BEGIN EXERCISE DATA

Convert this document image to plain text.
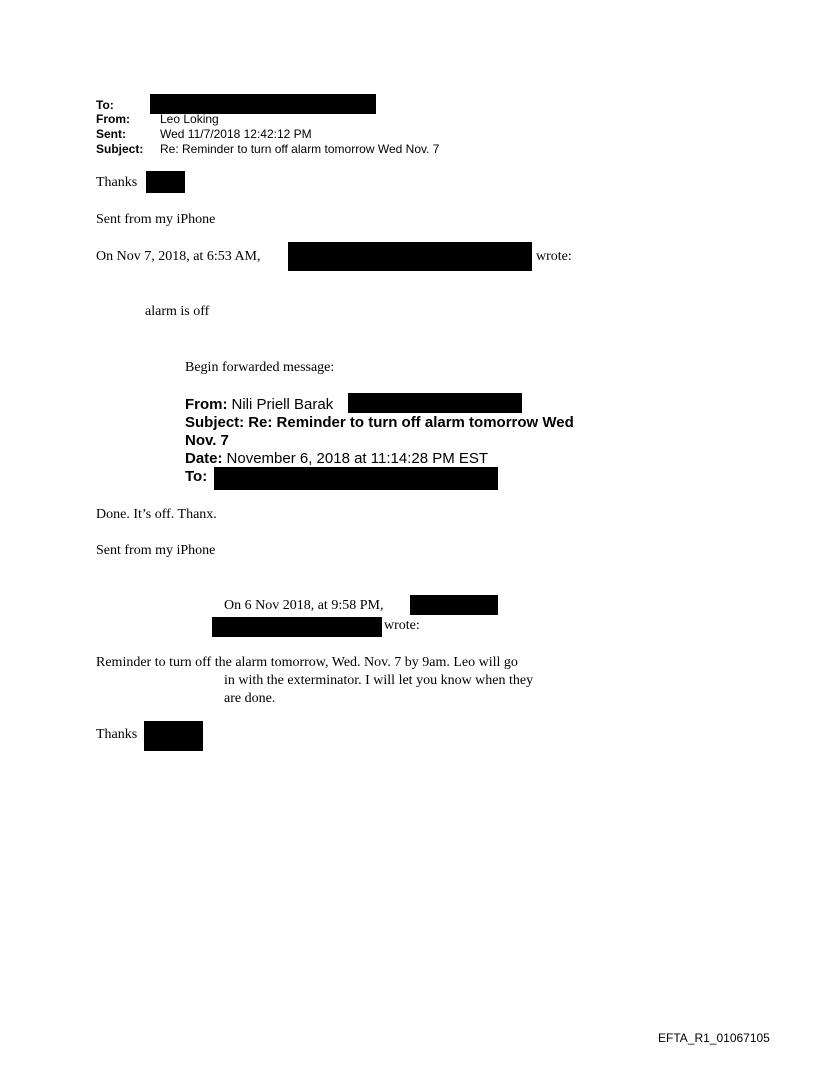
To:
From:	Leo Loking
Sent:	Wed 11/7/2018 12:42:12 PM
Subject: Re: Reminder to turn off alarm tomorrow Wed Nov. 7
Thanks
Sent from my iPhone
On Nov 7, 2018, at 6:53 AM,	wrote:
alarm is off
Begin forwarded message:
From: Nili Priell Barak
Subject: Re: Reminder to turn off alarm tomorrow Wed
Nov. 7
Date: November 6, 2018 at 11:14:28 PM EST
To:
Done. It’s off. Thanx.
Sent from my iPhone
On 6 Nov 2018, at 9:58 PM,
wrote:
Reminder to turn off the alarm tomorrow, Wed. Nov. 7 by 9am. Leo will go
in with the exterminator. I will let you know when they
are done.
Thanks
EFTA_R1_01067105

END EXERCISE DATA

§ **EXERCISE REQUIREMENTS**
Filter the entries down to the lines with the word "will" in them.

§ **RESULT**
Reminder to turn off the alarm tomorrow, Wed. Nov. 7 by 9am. Leo will go
in with the exterminator. I will let you know when they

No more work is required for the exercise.